Aim
Reproduce this listing in full.

[Figure content listings]
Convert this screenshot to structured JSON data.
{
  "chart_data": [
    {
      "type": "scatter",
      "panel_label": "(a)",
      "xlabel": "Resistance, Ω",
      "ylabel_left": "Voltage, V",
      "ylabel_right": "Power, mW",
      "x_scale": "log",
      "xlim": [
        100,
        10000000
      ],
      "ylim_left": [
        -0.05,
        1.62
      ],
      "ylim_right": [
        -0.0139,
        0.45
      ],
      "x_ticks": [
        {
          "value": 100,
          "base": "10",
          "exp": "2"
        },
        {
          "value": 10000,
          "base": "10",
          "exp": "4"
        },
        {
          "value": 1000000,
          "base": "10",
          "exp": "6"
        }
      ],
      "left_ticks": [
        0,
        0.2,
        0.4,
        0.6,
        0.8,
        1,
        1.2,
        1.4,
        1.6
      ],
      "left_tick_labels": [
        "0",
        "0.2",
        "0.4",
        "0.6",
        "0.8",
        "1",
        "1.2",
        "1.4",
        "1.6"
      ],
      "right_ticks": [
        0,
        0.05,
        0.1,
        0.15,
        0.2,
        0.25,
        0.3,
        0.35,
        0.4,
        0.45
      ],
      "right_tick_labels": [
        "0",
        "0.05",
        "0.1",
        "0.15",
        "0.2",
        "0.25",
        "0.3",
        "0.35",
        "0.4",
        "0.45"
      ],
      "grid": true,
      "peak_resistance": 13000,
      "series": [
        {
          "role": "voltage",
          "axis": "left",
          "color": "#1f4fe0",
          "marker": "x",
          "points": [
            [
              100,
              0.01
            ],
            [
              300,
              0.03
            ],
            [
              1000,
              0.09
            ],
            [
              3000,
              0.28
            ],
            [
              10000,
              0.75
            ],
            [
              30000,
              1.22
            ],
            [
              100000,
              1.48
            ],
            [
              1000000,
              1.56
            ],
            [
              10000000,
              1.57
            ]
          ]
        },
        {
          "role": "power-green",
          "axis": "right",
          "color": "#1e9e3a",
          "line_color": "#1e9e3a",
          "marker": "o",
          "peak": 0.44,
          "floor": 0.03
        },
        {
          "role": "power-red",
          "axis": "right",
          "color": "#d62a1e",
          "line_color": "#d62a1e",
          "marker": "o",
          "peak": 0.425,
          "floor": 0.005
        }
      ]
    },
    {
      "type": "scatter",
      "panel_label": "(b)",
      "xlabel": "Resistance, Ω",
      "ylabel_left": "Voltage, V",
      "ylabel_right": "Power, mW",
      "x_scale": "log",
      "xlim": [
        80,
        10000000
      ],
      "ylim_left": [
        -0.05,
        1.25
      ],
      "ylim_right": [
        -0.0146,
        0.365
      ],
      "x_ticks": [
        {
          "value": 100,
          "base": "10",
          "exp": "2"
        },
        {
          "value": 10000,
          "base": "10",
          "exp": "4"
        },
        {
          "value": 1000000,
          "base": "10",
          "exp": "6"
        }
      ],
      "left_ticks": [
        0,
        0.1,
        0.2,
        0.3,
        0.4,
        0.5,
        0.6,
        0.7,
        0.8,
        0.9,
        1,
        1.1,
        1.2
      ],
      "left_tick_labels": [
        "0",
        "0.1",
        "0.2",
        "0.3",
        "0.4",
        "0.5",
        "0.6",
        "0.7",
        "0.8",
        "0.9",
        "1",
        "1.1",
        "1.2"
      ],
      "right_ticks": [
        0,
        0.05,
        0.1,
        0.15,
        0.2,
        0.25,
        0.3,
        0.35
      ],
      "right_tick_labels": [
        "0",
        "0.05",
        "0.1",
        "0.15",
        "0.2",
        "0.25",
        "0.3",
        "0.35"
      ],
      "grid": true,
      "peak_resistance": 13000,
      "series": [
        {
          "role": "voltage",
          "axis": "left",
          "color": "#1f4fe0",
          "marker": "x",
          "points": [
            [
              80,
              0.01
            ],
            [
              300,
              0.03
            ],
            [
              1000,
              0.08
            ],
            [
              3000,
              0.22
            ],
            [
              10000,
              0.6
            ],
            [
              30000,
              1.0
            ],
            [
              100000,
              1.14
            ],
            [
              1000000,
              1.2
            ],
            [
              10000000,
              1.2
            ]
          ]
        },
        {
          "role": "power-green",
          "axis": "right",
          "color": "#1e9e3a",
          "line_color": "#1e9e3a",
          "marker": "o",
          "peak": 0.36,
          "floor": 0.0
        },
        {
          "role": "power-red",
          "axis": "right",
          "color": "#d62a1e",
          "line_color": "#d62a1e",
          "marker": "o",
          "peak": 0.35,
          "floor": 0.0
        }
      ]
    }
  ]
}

Answer for this exercise
Convert this screenshot to structured JSON data.
{
  "chart_data": [
    {
      "type": "scatter",
      "panel_label": "(a)",
      "xlabel": "Resistance, Ω",
      "ylabel_left": "Voltage, V",
      "ylabel_right": "Power, mW",
      "x_scale": "log",
      "xlim": [
        100,
        10000000
      ],
      "ylim_left": [
        -0.05,
        1.62
      ],
      "ylim_right": [
        -0.0139,
        0.45
      ],
      "x_ticks": [
        {
          "value": 100,
          "base": "10",
          "exp": "2"
        },
        {
          "value": 10000,
          "base": "10",
          "exp": "4"
        },
        {
          "value": 1000000,
          "base": "10",
          "exp": "6"
        }
      ],
      "left_ticks": [
        0,
        0.2,
        0.4,
        0.6,
        0.8,
        1,
        1.2,
        1.4,
        1.6
      ],
      "left_tick_labels": [
        "0",
        "0.2",
        "0.4",
        "0.6",
        "0.8",
        "1",
        "1.2",
        "1.4",
        "1.6"
      ],
      "right_ticks": [
        0,
        0.05,
        0.1,
        0.15,
        0.2,
        0.25,
        0.3,
        0.35,
        0.4,
        0.45
      ],
      "right_tick_labels": [
        "0",
        "0.05",
        "0.1",
        "0.15",
        "0.2",
        "0.25",
        "0.3",
        "0.35",
        "0.4",
        "0.45"
      ],
      "grid": true,
      "peak_resistance": 13000,
      "series": [
        {
          "role": "voltage",
          "axis": "left",
          "color": "#1f4fe0",
          "marker": "x",
          "points": [
            [
              100,
              0.01
            ],
            [
              300,
              0.03
            ],
            [
              1000,
              0.09
            ],
            [
              3000,
              0.28
            ],
            [
              10000,
              0.75
            ],
            [
              30000,
              1.22
            ],
            [
              100000,
              1.48
            ],
            [
              1000000,
              1.56
            ],
            [
              10000000,
              1.57
            ]
          ]
        },
        {
          "role": "power-green",
          "axis": "right",
          "color": "#1e9e3a",
          "line_color": "#1e9e3a",
          "marker": "o",
          "peak": 0.44,
          "floor": 0.03
        },
        {
          "role": "power-red",
          "axis": "right",
          "color": "#d62a1e",
          "line_color": "#d62a1e",
          "marker": "o",
          "peak": 0.425,
          "floor": 0.005
        }
      ]
    },
    {
      "type": "scatter",
      "panel_label": "(b)",
      "xlabel": "Resistance, Ω",
      "ylabel_left": "Voltage, V",
      "ylabel_right": "Power, mW",
      "x_scale": "log",
      "xlim": [
        80,
        10000000
      ],
      "ylim_left": [
        -0.05,
        1.25
      ],
      "ylim_right": [
        -0.0146,
        0.365
      ],
      "x_ticks": [
        {
          "value": 100,
          "base": "10",
          "exp": "2"
        },
        {
          "value": 10000,
          "base": "10",
          "exp": "4"
        },
        {
          "value": 1000000,
          "base": "10",
          "exp": "6"
        }
      ],
      "left_ticks": [
        0,
        0.1,
        0.2,
        0.3,
        0.4,
        0.5,
        0.6,
        0.7,
        0.8,
        0.9,
        1,
        1.1,
        1.2
      ],
      "left_tick_labels": [
        "0",
        "0.1",
        "0.2",
        "0.3",
        "0.4",
        "0.5",
        "0.6",
        "0.7",
        "0.8",
        "0.9",
        "1",
        "1.1",
        "1.2"
      ],
      "right_ticks": [
        0,
        0.05,
        0.1,
        0.15,
        0.2,
        0.25,
        0.3,
        0.35
      ],
      "right_tick_labels": [
        "0",
        "0.05",
        "0.1",
        "0.15",
        "0.2",
        "0.25",
        "0.3",
        "0.35"
      ],
      "grid": true,
      "peak_resistance": 13000,
      "series": [
        {
          "role": "voltage",
          "axis": "left",
          "color": "#1f4fe0",
          "marker": "x",
          "points": [
            [
              80,
              0.01
            ],
            [
              300,
              0.03
            ],
            [
              1000,
              0.08
            ],
            [
              3000,
              0.22
            ],
            [
              10000,
              0.6
            ],
            [
              30000,
              1.0
            ],
            [
              100000,
              1.14
            ],
            [
              1000000,
              1.2
            ],
            [
              10000000,
              1.2
            ]
          ]
        },
        {
          "role": "power-green",
          "axis": "right",
          "color": "#1e9e3a",
          "line_color": "#1e9e3a",
          "marker": "o",
          "peak": 0.36,
          "floor": 0.0
        },
        {
          "role": "power-red",
          "axis": "right",
          "color": "#d62a1e",
          "line_color": "#d62a1e",
          "marker": "o",
          "peak": 0.35,
          "floor": 0.0
        }
      ]
    }
  ]
}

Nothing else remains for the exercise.